La bonne nouvelle est que l'igaming a déjà été largement adopté au Canada. Les joueurs s'y sont familiarisés via le marché gris et les procédures d'inscription sont toutes en place. La question que l'on se pose est de savoir combien d'entre eux quitteront le marché gris pour s'essayer aux opérateurs publics.
Personnellement, j'aime à penser que ce sera un jeu d'enfant. Si les sites publics adoptent rapidement les jeux les plus populaires auprès des joueurs existants et qu'ils sont ensuite capables d'attirer de nouveaux joueurs, qui ont la confiance d'essayer un site public plutôt qu'un site du marché gris, je pense que cela va décoller.
CB : Le fait qu'il ne soit pas obligatoire de s'associer à un opérateur local va-t-il changer les choses, ou les entreprises vont-elles préférer s'associer à des marques présentes sur le terrain avec des publics établis comme les loteries et les casinos terrestres ?
JM : Pour l'Ontario, certains opérateurs privés auront déjà une audience à l'ouverture du marché. Les opérateurs qui ont construit une audience grâce aux sports fantastiques, par exemple, auront un gros avantage et n'auront pas forcément besoin de s'associer à une marque locale.
D'autres opérateurs moins reconnus dans la région peuvent décider de trouver un partenaire. Chaque opérateur adoptera une approche différente en fonction de sa stratégie marketing globale, donc je ne pense pas que nous verrons une approche unique adoptée.
PC : En théorie, on ne prend pas de gants. Et pourtant, les premières réussites d'igaming de l'autre côté de la frontière ont impliqué une collaboration. Dans la majorité des cas, il s'agit de grandes entreprises européennes ayant une grande expérience du jeu en ligne et de marques américaines ayant une compréhension et une histoire similaires dans le jeu terrestre de leur pays.

_Données de l'exercice_
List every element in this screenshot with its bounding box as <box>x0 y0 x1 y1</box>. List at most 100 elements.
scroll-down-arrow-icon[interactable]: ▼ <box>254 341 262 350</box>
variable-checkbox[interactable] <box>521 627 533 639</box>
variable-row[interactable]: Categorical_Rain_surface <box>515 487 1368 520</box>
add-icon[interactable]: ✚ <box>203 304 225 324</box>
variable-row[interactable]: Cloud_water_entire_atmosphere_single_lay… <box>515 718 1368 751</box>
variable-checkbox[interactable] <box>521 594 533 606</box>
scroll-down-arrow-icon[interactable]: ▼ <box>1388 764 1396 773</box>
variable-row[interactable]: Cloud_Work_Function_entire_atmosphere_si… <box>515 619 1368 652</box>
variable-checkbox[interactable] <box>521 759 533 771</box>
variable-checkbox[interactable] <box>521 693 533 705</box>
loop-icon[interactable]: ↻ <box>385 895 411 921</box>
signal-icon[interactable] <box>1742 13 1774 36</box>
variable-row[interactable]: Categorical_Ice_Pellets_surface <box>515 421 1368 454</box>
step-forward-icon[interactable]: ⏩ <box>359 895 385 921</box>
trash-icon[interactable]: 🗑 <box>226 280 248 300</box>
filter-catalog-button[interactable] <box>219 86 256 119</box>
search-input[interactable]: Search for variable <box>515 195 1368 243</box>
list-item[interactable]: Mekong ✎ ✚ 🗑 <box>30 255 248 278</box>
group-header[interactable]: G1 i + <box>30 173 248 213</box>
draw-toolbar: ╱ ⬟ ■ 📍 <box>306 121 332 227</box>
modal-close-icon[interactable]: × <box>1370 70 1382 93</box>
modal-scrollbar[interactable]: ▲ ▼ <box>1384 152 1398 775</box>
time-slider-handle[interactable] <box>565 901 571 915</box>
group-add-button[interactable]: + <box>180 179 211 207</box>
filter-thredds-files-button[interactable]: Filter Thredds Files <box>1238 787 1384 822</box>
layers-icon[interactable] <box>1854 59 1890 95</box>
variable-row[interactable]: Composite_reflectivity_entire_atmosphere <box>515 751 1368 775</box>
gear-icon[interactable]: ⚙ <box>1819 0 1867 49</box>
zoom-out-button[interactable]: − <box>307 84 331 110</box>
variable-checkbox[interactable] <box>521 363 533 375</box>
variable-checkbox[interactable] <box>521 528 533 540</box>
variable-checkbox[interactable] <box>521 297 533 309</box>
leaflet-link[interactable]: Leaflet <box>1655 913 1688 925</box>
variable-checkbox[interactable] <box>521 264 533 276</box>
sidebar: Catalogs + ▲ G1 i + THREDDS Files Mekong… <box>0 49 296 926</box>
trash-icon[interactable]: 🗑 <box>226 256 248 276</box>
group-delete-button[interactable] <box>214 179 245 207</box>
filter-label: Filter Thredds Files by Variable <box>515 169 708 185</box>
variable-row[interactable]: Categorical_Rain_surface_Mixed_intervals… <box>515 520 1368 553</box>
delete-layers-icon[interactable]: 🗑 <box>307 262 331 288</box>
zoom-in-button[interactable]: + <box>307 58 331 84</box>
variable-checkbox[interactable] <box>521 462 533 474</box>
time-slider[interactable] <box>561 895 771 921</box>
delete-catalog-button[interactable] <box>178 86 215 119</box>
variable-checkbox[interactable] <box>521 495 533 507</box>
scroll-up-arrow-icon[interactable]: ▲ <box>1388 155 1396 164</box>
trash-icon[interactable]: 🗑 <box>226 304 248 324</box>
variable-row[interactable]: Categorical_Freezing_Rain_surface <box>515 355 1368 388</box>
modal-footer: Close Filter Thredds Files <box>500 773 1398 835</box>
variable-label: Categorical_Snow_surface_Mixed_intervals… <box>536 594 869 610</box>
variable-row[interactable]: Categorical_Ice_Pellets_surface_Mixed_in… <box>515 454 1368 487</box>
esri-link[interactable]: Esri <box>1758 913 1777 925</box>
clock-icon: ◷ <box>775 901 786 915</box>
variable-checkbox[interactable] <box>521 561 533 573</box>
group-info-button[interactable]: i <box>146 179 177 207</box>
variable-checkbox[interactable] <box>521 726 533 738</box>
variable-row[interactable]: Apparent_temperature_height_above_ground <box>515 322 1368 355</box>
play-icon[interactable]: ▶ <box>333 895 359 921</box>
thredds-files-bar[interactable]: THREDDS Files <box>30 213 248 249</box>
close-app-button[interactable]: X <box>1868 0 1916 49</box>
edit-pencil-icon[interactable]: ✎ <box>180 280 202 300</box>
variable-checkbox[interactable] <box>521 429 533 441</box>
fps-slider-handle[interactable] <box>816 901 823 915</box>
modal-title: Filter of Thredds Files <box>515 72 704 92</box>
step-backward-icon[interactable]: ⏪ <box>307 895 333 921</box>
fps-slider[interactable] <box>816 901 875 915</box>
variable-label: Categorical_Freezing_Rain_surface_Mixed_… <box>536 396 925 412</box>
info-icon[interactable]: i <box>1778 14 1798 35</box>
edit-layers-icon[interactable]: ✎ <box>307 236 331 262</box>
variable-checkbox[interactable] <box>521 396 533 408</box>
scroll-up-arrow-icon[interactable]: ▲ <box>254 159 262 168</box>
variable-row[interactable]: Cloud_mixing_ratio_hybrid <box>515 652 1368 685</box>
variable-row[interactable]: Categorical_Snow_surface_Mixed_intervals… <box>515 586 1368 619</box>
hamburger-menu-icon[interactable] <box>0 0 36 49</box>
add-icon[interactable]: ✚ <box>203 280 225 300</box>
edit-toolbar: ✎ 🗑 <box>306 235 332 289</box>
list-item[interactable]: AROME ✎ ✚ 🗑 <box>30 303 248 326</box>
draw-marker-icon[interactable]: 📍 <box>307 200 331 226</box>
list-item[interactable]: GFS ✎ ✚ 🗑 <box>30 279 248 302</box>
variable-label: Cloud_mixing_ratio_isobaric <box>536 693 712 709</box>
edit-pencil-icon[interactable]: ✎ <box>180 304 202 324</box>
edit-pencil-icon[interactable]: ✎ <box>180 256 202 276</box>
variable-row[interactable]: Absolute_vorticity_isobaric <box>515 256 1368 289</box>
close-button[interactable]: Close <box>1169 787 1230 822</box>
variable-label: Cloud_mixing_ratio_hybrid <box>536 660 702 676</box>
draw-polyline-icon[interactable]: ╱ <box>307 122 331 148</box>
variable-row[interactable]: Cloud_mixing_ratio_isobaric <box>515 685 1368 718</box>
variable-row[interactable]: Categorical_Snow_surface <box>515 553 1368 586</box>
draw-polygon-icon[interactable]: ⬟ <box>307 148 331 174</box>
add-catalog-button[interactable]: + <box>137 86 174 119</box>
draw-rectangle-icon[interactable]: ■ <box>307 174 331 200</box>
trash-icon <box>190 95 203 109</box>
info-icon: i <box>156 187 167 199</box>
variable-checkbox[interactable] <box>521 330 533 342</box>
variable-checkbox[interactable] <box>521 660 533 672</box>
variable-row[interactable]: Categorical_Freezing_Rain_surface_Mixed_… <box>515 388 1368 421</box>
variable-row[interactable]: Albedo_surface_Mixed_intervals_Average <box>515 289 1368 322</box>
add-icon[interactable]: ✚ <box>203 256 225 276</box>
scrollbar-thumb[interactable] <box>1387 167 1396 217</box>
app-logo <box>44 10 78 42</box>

_Liste des activités_
A. Dans l'extrait sur l'igaming au Canada, quels opérateurs sont cités en exemple comme disposant d'un gros avantage à l'ouverture du marché ontarien ?
B. Rédigez la suite de l'extrait sur l'igaming au Canada en reprenant juste après sa dernière phrase.

_Réponses_
A. Les opérateurs qui ont construit une audience grâce aux sports fantastiques.

B.
Il peut y avoir une exception, mais je ne vois pas pourquoi ce ne serait pas le modèle au Canada aussi. Cela semble être le modèle le plus raisonnable.
CB : Avec la cinquième région la plus peuplée d'Amérique du Nord, plus grande même que la Pennsylvanie et le New Jersey, l'Ontario semble particulièrement intéressante. Mais quelles autres provinces sont susceptibles de se révéler les plus attrayantes et pourquoi ?
JM : Nous sommes très heureux de l'ouverture du marché ontarien aux opérateurs commerciaux. Evolution a déjà une relation commerciale dans les autres provinces par le biais des loteries suivantes : la British Columbia Lottery Corporation et Loto Québec.
Nous fournissons également nos services à l'Alberta Lottery. Ces partenariats avec les loteries ont connu un énorme succès pour Evolution. En fin de compte, ce sera à chaque province de décider elle-même si elle veut suivre les traces de l'Ontario.
PC : Tout le monde parle de l'Ontario et il n'est pas difficile de comprendre pourquoi. Mais s'il s'agit en théorie du grand marché "ouvert" du pays, la réalité de l'afflux important d'opérateurs et de fournisseurs est moins certaine pour le moment. Il faudra peut-être un certain temps pour que tout s'arrange.
La Colombie-Britannique, le Québec et les provinces de l'Atlantique (Nouveau-Brunswick, Nouvelle-Écosse, Île-du-Prince-Édouard et Terre-Neuve-et-Labrador) sont tous des casinos d'État bien établis avec des bases de joueurs existantes. Compte tenu de sa taille et de sa communauté de joueurs, la BCLC s'avère très attrayante pour les fournisseurs de contenu comme Lightning Box.
CB : Comment le taux d'imposition prévu de 15 à 20 % pour les jeux en ligne affectera-t-il les opérateurs et les fournisseurs ?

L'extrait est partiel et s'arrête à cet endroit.